EXERCISE REQUIREMENTS:
Output all entries verbatim. Skip pictures.

Data records
........
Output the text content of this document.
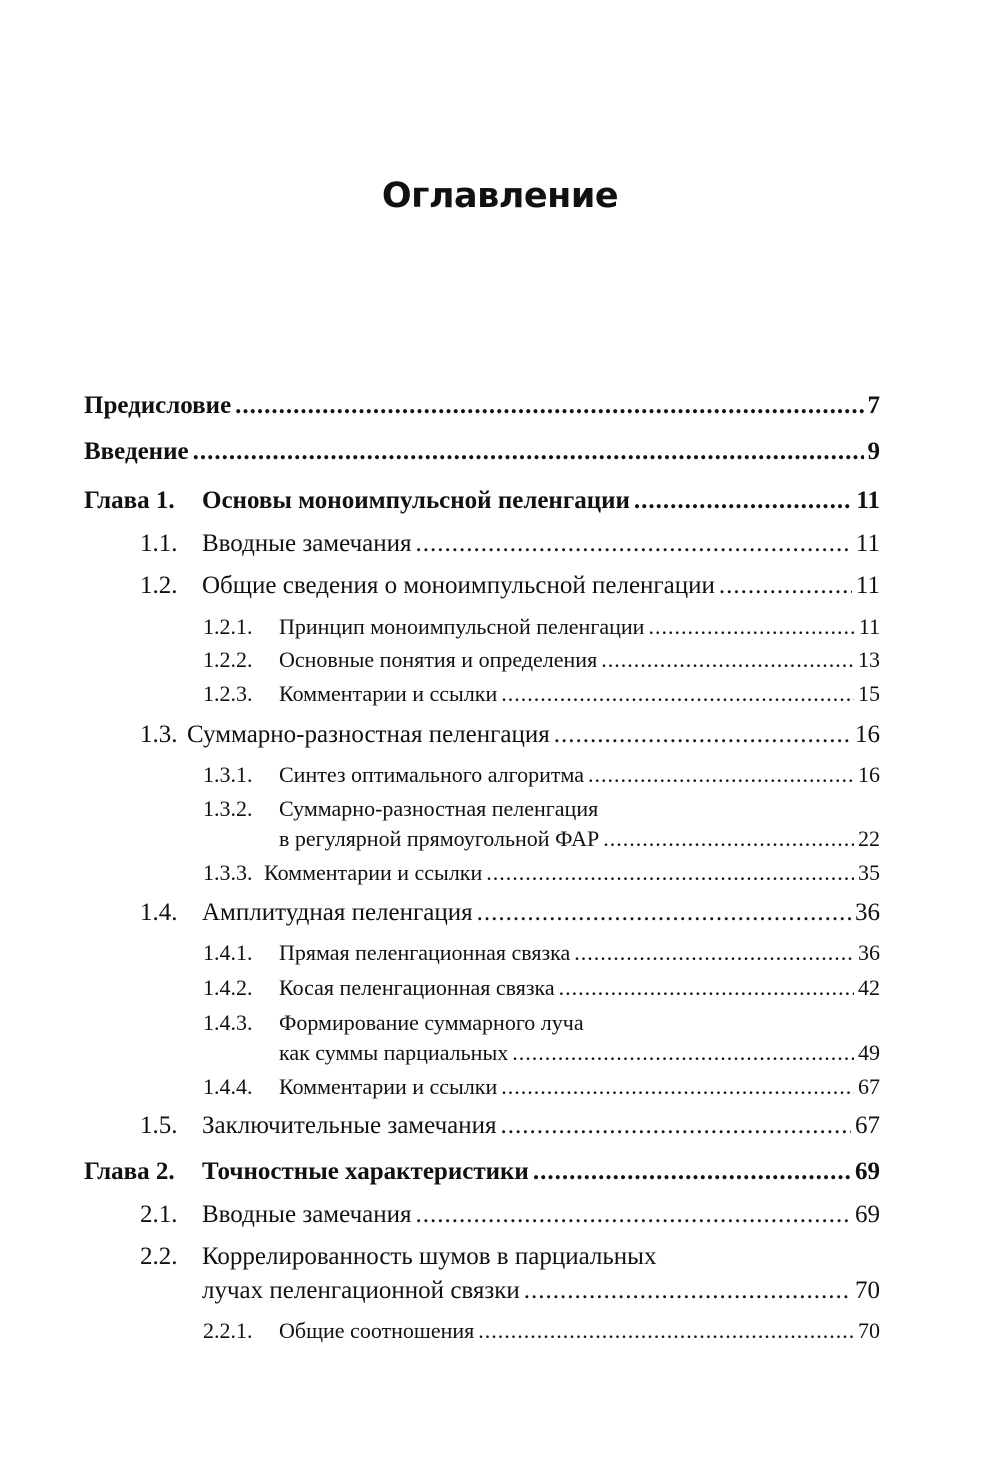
Оглавление
Предисловие .....	7
Введение .....	9
Глава 1.	Основы моноимпульсной пеленгации .....	11
1.1. Вводные замечания .....	11
1.2. Общие сведения о моноимпульсной пеленгации .....	11
1.2.1.	Принцип моноимпульсной пеленгации .....	11
1.2.2.	Основные понятия и определения .....	13
1.2.3.	Комментарии и ссылки .....	15
1.3. Суммарно-разностная пеленгация .....	16
1.3.1.	Синтез оптимального алгоритма .....	16
1.3.2. Суммарно-разностная пеленгация
в регулярной прямоугольной ФАР .....	22
1.3.3. Комментарии и ссылки .....	35
1.4. Амплитудная пеленгация .....	36
1.4.1.	Прямая пеленгационная связка .....	36
1.4.2.	Косая пеленгационная связка .....	42
1.4.3. Формирование суммарного луча
как суммы парциальных .....	49
1.4.4.	Комментарии и ссылки .....	67
1.5. Заключительные замечания .....	67
Глава 2.	Точностные характеристики .....	69
2.1. Вводные замечания .....	69
2.2. Коррелированность шумов в парциальных
лучах пеленгационной связки .....	70
2.2.1.	Общие соотношения .....	70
........
RESPONSE TO THIS TASK:
Output the text content of this document.
Оглавление
Предисловие .....	7
Введение .....	9
Глава 1.	Основы моноимпульсной пеленгации .....	11
1.1. Вводные замечания .....	11
1.2. Общие сведения о моноимпульсной пеленгации .....	11
1.2.1.	Принцип моноимпульсной пеленгации .....	11
1.2.2.	Основные понятия и определения .....	13
1.2.3.	Комментарии и ссылки .....	15
1.3. Суммарно-разностная пеленгация .....	16
1.3.1.	Синтез оптимального алгоритма .....	16
1.3.2. Суммарно-разностная пеленгация
в регулярной прямоугольной ФАР .....	22
1.3.3. Комментарии и ссылки .....	35
1.4. Амплитудная пеленгация .....	36
1.4.1.	Прямая пеленгационная связка .....	36
1.4.2.	Косая пеленгационная связка .....	42
1.4.3. Формирование суммарного луча
как суммы парциальных .....	49
1.4.4.	Комментарии и ссылки .....	67
1.5. Заключительные замечания .....	67
Глава 2.	Точностные характеристики .....	69
2.1. Вводные замечания .....	69
2.2. Коррелированность шумов в парциальных
лучах пеленгационной связки .....	70
2.2.1.	Общие соотношения .....	70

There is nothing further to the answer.